:: What you are asked to do ::
Write out, without any change, the lines of the records from the line with "- card-tkp-3[interactable]: TKP-3" to the line with "- quick-filters-label: QUICK", including both of those lines.

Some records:
+++++
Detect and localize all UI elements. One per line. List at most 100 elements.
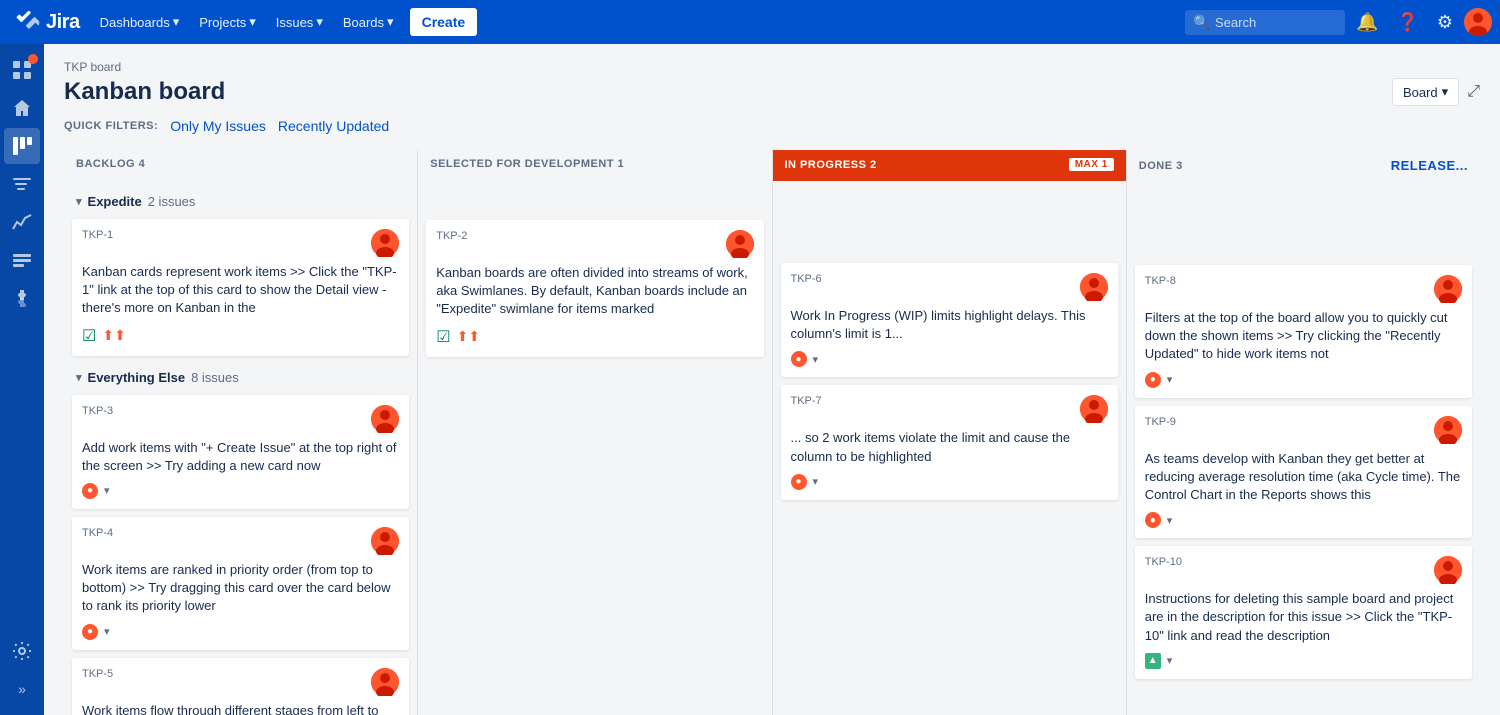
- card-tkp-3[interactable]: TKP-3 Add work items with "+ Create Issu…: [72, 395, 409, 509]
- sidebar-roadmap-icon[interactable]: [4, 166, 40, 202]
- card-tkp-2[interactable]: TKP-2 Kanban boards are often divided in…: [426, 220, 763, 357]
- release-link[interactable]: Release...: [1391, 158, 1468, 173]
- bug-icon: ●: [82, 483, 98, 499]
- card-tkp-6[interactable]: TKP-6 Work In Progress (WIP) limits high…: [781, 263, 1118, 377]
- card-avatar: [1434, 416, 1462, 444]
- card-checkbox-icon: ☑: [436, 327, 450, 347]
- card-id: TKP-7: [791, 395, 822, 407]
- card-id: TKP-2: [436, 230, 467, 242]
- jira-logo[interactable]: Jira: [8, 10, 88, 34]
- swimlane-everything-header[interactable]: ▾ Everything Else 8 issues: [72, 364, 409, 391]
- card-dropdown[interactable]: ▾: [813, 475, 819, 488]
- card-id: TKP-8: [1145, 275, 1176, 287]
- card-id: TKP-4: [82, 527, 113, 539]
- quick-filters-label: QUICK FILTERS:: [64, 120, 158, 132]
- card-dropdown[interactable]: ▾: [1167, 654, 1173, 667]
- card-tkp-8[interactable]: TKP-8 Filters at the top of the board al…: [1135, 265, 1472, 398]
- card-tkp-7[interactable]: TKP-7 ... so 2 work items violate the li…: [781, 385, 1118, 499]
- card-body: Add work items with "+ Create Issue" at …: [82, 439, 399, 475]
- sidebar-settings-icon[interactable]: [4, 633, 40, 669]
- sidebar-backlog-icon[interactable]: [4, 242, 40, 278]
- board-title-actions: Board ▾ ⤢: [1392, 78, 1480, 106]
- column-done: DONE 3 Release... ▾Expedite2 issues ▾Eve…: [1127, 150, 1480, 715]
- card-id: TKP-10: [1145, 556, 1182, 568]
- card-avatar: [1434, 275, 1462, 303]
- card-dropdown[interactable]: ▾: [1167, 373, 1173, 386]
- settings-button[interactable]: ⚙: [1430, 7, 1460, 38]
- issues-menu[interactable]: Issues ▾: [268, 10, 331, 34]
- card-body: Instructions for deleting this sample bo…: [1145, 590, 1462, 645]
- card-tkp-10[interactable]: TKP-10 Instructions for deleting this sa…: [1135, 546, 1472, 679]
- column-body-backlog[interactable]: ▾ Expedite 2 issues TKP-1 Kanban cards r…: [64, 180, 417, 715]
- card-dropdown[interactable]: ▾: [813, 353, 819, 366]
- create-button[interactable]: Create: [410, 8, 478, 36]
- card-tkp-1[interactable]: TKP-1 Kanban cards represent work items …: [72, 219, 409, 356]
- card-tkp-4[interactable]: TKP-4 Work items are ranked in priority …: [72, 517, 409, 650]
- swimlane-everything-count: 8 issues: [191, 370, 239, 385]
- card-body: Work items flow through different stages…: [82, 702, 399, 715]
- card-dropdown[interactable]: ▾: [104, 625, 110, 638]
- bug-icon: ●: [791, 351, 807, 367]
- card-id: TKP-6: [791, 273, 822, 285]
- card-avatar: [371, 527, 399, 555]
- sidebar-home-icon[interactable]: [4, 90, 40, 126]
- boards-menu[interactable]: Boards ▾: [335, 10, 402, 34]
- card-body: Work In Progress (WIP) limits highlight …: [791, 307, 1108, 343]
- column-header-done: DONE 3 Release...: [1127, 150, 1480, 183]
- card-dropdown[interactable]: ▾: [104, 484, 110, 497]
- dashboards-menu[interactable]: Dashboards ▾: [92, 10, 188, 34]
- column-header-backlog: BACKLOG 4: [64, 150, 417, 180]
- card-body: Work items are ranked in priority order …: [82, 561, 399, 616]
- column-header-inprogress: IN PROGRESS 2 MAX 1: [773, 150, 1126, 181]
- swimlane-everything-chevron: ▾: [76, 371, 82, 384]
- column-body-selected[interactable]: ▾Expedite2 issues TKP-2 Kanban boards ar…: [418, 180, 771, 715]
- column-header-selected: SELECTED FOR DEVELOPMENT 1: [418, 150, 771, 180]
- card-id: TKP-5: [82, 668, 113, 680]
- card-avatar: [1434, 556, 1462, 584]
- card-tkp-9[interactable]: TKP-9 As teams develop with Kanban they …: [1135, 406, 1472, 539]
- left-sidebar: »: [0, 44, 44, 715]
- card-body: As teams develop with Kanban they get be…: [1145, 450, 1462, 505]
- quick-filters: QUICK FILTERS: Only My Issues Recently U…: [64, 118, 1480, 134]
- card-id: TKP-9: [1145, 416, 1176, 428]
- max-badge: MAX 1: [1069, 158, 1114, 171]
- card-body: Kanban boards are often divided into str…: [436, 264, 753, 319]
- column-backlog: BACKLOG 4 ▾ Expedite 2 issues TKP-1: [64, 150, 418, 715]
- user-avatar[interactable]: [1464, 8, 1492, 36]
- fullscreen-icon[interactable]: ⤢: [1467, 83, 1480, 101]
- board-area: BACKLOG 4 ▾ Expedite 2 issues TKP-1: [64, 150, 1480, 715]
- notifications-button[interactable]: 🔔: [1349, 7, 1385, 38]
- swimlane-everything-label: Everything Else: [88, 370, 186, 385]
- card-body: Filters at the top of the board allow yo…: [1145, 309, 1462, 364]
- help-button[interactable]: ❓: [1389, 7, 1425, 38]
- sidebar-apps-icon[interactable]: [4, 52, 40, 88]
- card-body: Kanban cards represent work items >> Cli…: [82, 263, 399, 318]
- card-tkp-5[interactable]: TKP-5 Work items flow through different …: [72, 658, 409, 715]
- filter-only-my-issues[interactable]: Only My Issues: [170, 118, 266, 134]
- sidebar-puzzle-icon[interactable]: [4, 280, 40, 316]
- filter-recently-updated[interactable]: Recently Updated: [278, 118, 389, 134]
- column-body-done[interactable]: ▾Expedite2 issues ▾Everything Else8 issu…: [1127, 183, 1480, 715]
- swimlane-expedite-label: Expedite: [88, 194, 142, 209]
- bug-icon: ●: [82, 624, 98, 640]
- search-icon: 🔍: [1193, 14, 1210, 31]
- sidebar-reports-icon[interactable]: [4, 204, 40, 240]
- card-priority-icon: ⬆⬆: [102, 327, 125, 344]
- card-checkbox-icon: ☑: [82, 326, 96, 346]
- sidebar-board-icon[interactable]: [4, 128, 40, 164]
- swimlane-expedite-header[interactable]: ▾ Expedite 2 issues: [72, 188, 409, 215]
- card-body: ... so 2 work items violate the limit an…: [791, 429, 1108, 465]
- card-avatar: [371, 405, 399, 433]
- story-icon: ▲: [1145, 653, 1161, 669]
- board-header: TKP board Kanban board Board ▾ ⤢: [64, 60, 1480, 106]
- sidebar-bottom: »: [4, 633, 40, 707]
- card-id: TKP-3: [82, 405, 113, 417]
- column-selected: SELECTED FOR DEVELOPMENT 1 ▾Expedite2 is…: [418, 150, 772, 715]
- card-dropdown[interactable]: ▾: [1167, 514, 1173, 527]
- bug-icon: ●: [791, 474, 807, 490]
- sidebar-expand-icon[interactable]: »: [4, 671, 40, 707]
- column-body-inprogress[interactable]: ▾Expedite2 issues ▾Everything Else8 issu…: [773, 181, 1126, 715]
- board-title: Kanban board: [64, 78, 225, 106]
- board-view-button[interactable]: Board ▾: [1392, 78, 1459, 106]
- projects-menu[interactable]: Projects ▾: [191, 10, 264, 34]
+++++
:: Output below ::
- card-tkp-3[interactable]: TKP-3 Add work items with "+ Create Issu…: [72, 395, 409, 509]
- sidebar-roadmap-icon[interactable]: [4, 166, 40, 202]
- card-tkp-2[interactable]: TKP-2 Kanban boards are often divided in…: [426, 220, 763, 357]
- release-link[interactable]: Release...: [1391, 158, 1468, 173]
- bug-icon: ●: [82, 483, 98, 499]
- card-tkp-6[interactable]: TKP-6 Work In Progress (WIP) limits high…: [781, 263, 1118, 377]
- card-avatar: [1434, 416, 1462, 444]
- card-checkbox-icon: ☑: [436, 327, 450, 347]
- card-id: TKP-7: [791, 395, 822, 407]
- card-id: TKP-2: [436, 230, 467, 242]
- jira-logo[interactable]: Jira: [8, 10, 88, 34]
- swimlane-everything-header[interactable]: ▾ Everything Else 8 issues: [72, 364, 409, 391]
- card-dropdown[interactable]: ▾: [813, 475, 819, 488]
- card-id: TKP-8: [1145, 275, 1176, 287]
- card-id: TKP-4: [82, 527, 113, 539]
- quick-filters-label: QUICK FILTERS:: [64, 120, 158, 132]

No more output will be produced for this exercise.